§ Data items
= = = = =
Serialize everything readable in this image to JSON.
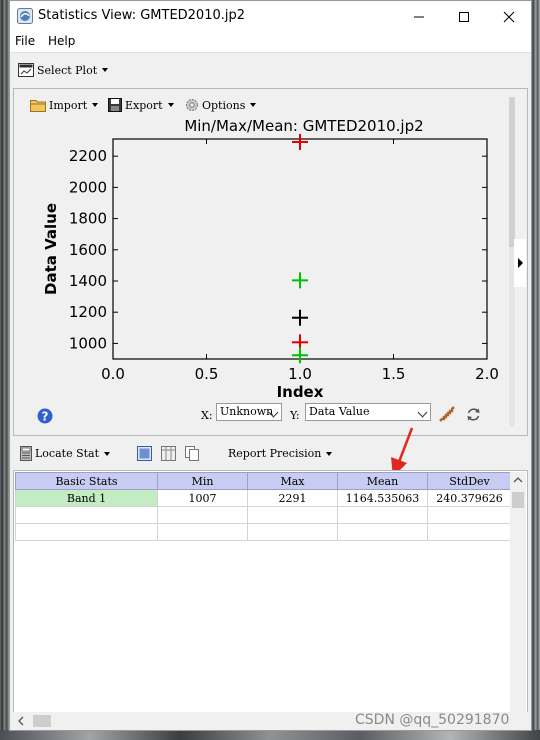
{
  "window": {
    "title": "Statistics View: GMTED2010.jp2"
  },
  "menu": {
    "file": "File",
    "help": "Help"
  },
  "toolbar": {
    "select_plot": "Select Plot"
  },
  "plot_toolbar": {
    "import": "Import",
    "export": "Export",
    "options": "Options"
  },
  "chart_data": {
    "type": "scatter",
    "title": "Min/Max/Mean: GMTED2010.jp2",
    "xlabel": "Index",
    "ylabel": "Data Value",
    "xlim": [
      0.0,
      2.0
    ],
    "ylim": [
      900,
      2310
    ],
    "x_ticks": [
      "0.0",
      "0.5",
      "1.0",
      "1.5",
      "2.0"
    ],
    "y_ticks": [
      "1000",
      "1200",
      "1400",
      "1600",
      "1800",
      "2000",
      "2200"
    ],
    "marker": "plus",
    "grid": false,
    "series": [
      {
        "x": 1.0,
        "y": 2291,
        "color": "#e00000"
      },
      {
        "x": 1.0,
        "y": 1404,
        "color": "#00c000"
      },
      {
        "x": 1.0,
        "y": 1164.535063,
        "color": "#000000"
      },
      {
        "x": 1.0,
        "y": 1007,
        "color": "#e00000"
      },
      {
        "x": 1.0,
        "y": 924,
        "color": "#00c000"
      }
    ]
  },
  "axis_controls": {
    "x_label": "X:",
    "x_value": "Unknown",
    "y_label": "Y:",
    "y_value": "Data Value"
  },
  "stats_toolbar": {
    "locate_stat": "Locate Stat",
    "report_precision": "Report Precision"
  },
  "table": {
    "headers": [
      "Basic Stats",
      "Min",
      "Max",
      "Mean",
      "StdDev"
    ],
    "rows": [
      [
        "Band 1",
        "1007",
        "2291",
        "1164.535063",
        "240.379626"
      ],
      [
        "",
        "",
        "",
        "",
        ""
      ],
      [
        "",
        "",
        "",
        "",
        ""
      ]
    ]
  },
  "watermark": "CSDN @qq_50291870",
  "colors": {
    "header": "#c8cbf2",
    "rowhead": "#c3ecc3",
    "annotation_arrow": "#e0281e"
  }
}
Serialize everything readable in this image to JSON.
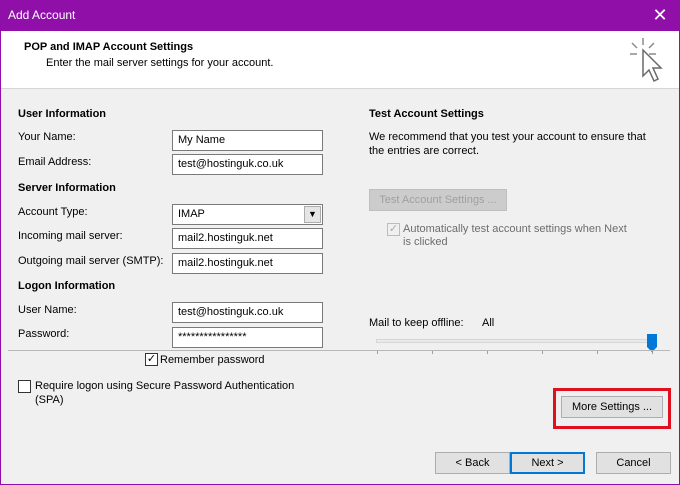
{
  "window": {
    "title": "Add Account",
    "close_glyph": "✕"
  },
  "header": {
    "title": "POP and IMAP Account Settings",
    "subtitle": "Enter the mail server settings for your account.",
    "icon": "click-cursor-icon"
  },
  "user_information": {
    "heading": "User Information",
    "your_name_label": "Your Name:",
    "your_name_value": "My Name",
    "email_label": "Email Address:",
    "email_value": "test@hostinguk.co.uk"
  },
  "server_information": {
    "heading": "Server Information",
    "account_type_label": "Account Type:",
    "account_type_value": "IMAP",
    "incoming_label": "Incoming mail server:",
    "incoming_value": "mail2.hostinguk.net",
    "outgoing_label": "Outgoing mail server (SMTP):",
    "outgoing_value": "mail2.hostinguk.net"
  },
  "logon_information": {
    "heading": "Logon Information",
    "username_label": "User Name:",
    "username_value": "test@hostinguk.co.uk",
    "password_label": "Password:",
    "password_value": "****************",
    "remember_label": "Remember password",
    "remember_checked": true,
    "spa_label_line1": "Require logon using Secure Password Authentication",
    "spa_label_line2": "(SPA)",
    "spa_checked": false
  },
  "test_settings": {
    "heading": "Test Account Settings",
    "description_line1": "We recommend that you test your account to ensure that",
    "description_line2": "the entries are correct.",
    "test_button": "Test Account Settings ...",
    "auto_test_line1": "Automatically test account settings when Next",
    "auto_test_line2": "is clicked",
    "auto_test_checked": true
  },
  "offline": {
    "label": "Mail to keep offline:",
    "value": "All",
    "level_fraction": 1.0
  },
  "buttons": {
    "more_settings": "More Settings ...",
    "back": "< Back",
    "next": "Next >",
    "cancel": "Cancel"
  },
  "colors": {
    "titlebar": "#8f0fa8",
    "highlight": "#e0101f",
    "accent": "#0078d7"
  }
}
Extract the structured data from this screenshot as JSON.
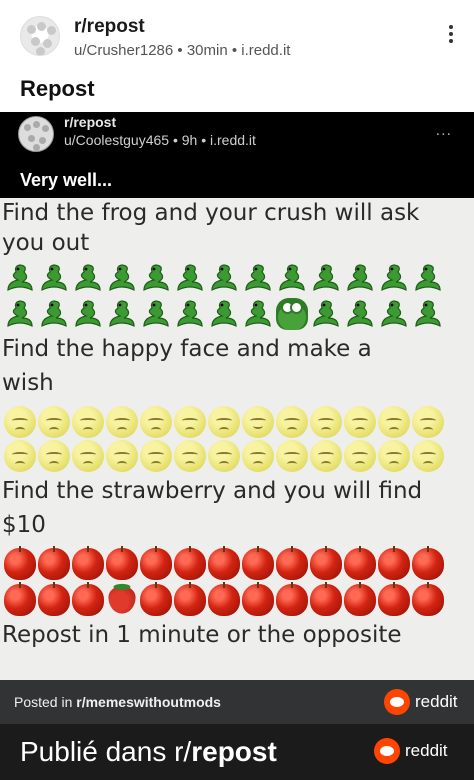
{
  "post": {
    "subreddit": "r/repost",
    "meta": "u/Crusher1286 • 30min • i.redd.it",
    "title": "Repost"
  },
  "embedded": {
    "subreddit": "r/repost",
    "meta": "u/Coolestguy465 • 9h • i.redd.it",
    "more": "...",
    "title": "Very well...",
    "lines": [
      "Find the frog and your crush will ask",
      "you out",
      "Find the happy face and make a",
      "wish",
      "Find the strawberry and you will find",
      "$10",
      "Repost in 1 minute or the opposite"
    ],
    "icons": {
      "row_1": "snake-icon",
      "frog": "frog-icon",
      "face": "pensive-face-icon",
      "happy": "relieved-face-icon",
      "apple": "apple-icon",
      "strawberry": "strawberry-icon"
    }
  },
  "footer": {
    "posted_prefix": "Posted in ",
    "posted_sub": "r/memeswithoutmods",
    "brand": "reddit"
  },
  "bottom": {
    "prefix": "Publié dans r/",
    "sub": "repost",
    "brand": "reddit"
  },
  "colors": {
    "brand": "#ff4500",
    "inner_header": "#000000",
    "footer": "#323334",
    "bottom": "#1b1b1b"
  }
}
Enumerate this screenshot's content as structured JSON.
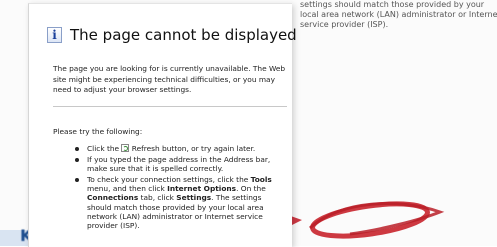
{
  "background": {
    "lines": [
      "settings should match those provided by your",
      "local area network (LAN) administrator or Internet",
      "service provider (ISP)."
    ],
    "logo_text": "Kros"
  },
  "panel": {
    "title": "The page cannot be displayed",
    "intro": "The page you are looking for is currently unavailable. The Web site might be experiencing technical difficulties, or you may need to adjust your browser settings.",
    "try_heading": "Please try the following:",
    "step1_a": "Click the ",
    "step1_b": " Refresh button, or try again later.",
    "step2": "If you typed the page address in the Address bar, make sure that it is spelled correctly.",
    "step3_a": "To check your connection settings, click the ",
    "step3_tools": "Tools",
    "step3_b": " menu, and then click ",
    "step3_options": "Internet Options",
    "step3_c": ". On the ",
    "step3_connections": "Connections",
    "step3_d": " tab, click ",
    "step3_settings": "Settings",
    "step3_e": ". The settings should match those provided by your local area network (LAN) administrator or Internet service provider (ISP)."
  }
}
= = = = =
§ Short task
Retype the lines exactly as they appear, beginning with the line that contains "Enumerate this screenshot's" and ending with the final line of the entries, and omit the pictures.

§ Task solution
Enumerate this screenshot's content as structured JSON.
{
  "background": {
    "lines": [
      "settings should match those provided by your",
      "local area network (LAN) administrator or Internet",
      "service provider (ISP)."
    ],
    "logo_text": "Kros"
  },
  "panel": {
    "title": "The page cannot be displayed",
    "intro": "The page you are looking for is currently unavailable. The Web site might be experiencing technical difficulties, or you may need to adjust your browser settings.",
    "try_heading": "Please try the following:",
    "step1_a": "Click the ",
    "step1_b": " Refresh button, or try again later.",
    "step2": "If you typed the page address in the Address bar, make sure that it is spelled correctly.",
    "step3_a": "To check your connection settings, click the ",
    "step3_tools": "Tools",
    "step3_b": " menu, and then click ",
    "step3_options": "Internet Options",
    "step3_c": ". On the ",
    "step3_connections": "Connections",
    "step3_d": " tab, click ",
    "step3_settings": "Settings",
    "step3_e": ". The settings should match those provided by your local area network (LAN) administrator or Internet service provider (ISP)."
  }
}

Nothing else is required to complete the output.